▶ **Goal of the exercise**
Locate each line in the items below that contains the string "link" and copy it in full. Matching is case-sensitive.

▶ **Data listing**
++++++++++++++++++++

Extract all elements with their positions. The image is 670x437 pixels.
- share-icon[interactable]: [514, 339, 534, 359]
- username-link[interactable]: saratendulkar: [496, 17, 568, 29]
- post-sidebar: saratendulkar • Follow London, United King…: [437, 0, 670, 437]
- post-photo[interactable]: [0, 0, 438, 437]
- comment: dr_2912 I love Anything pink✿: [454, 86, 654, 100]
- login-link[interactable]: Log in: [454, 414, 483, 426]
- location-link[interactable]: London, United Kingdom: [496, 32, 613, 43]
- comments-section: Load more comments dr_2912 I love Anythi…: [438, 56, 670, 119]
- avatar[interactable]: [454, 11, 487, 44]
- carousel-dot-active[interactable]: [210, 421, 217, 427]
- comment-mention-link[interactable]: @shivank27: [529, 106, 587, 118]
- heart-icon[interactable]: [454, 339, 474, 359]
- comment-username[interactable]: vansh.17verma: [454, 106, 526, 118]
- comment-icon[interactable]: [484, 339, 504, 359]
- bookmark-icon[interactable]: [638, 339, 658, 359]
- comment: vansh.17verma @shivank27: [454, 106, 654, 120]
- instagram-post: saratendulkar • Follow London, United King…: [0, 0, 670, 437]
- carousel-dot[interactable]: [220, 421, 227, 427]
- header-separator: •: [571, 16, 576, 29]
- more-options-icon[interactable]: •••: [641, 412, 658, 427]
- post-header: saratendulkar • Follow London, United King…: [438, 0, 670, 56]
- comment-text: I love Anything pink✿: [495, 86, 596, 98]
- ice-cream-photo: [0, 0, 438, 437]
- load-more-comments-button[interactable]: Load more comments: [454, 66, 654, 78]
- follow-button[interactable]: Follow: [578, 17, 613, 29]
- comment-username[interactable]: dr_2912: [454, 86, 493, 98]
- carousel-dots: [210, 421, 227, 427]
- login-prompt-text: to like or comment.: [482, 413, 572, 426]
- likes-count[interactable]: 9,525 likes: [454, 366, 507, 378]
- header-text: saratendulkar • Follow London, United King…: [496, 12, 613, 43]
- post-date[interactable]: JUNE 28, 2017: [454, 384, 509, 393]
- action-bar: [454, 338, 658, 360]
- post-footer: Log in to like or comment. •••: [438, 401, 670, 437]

++++++++++++++++++++

▶ **Response to this task**
- username-link[interactable]: saratendulkar: [496, 17, 568, 29]
- login-link[interactable]: Log in: [454, 414, 483, 426]
- location-link[interactable]: London, United Kingdom: [496, 32, 613, 43]
- comment-mention-link[interactable]: @shivank27: [529, 106, 587, 118]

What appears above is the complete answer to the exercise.